**What to do**
Please pull out every line that includes the string "động".

**Raw data**
──────

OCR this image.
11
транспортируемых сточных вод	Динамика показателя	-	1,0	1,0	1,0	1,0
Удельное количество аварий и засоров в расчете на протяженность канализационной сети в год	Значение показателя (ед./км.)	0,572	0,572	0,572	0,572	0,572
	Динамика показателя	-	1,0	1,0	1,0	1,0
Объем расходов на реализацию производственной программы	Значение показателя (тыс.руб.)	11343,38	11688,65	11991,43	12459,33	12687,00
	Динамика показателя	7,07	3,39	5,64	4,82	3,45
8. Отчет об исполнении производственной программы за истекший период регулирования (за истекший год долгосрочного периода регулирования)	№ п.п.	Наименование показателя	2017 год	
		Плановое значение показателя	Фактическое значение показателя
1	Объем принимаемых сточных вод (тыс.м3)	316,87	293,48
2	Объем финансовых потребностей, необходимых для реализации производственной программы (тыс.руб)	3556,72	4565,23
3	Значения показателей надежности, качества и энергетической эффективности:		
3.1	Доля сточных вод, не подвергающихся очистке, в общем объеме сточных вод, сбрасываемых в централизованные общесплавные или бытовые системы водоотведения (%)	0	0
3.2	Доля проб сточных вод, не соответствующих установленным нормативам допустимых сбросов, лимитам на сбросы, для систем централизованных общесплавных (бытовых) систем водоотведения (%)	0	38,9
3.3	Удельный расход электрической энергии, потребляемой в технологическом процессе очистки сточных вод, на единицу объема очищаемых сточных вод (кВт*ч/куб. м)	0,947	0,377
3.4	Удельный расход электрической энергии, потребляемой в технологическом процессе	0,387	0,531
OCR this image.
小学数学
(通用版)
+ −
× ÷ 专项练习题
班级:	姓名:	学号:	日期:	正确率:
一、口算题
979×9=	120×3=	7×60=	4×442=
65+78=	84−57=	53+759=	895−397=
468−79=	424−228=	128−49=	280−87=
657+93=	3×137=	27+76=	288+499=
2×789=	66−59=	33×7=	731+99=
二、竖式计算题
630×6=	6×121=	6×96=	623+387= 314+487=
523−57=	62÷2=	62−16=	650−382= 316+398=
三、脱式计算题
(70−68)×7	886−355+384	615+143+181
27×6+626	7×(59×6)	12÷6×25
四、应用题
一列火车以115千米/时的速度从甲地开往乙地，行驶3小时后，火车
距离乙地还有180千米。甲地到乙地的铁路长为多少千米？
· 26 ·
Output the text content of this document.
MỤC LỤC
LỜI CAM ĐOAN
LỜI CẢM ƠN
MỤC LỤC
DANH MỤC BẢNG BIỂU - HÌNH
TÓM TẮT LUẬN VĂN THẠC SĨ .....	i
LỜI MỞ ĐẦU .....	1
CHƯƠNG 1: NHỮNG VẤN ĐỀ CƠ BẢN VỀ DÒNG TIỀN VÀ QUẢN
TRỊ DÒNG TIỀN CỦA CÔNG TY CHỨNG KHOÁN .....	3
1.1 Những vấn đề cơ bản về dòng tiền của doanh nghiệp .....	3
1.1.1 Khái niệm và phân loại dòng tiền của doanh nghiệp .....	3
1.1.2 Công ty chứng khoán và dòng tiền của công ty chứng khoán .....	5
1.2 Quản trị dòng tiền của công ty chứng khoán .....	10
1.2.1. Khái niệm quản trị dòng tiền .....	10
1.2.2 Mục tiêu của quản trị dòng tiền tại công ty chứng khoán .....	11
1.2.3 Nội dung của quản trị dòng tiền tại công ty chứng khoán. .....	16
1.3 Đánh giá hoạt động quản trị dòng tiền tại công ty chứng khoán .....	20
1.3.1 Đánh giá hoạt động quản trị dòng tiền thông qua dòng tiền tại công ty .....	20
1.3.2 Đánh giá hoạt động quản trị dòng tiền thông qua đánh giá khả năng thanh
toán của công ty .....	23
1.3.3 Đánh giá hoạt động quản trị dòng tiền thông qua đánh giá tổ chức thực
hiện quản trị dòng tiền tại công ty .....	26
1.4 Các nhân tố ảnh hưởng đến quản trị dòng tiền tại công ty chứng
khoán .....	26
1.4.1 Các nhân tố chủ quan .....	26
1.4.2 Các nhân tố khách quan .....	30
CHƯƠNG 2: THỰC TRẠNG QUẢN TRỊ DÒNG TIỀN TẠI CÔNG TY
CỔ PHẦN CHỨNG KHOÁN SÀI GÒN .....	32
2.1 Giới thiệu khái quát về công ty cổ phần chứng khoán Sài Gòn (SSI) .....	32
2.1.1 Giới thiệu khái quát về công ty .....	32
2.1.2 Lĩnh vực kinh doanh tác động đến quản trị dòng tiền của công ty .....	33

──────

**Result of this exercise**
1.3 Đánh giá hoạt động quản trị dòng tiền tại công ty chứng khoán .....	20
1.3.1 Đánh giá hoạt động quản trị dòng tiền thông qua dòng tiền tại công ty .....	20
1.3.2 Đánh giá hoạt động quản trị dòng tiền thông qua đánh giá khả năng thanh
1.3.3 Đánh giá hoạt động quản trị dòng tiền thông qua đánh giá tổ chức thực
2.1.2 Lĩnh vực kinh doanh tác động đến quản trị dòng tiền của công ty .....	33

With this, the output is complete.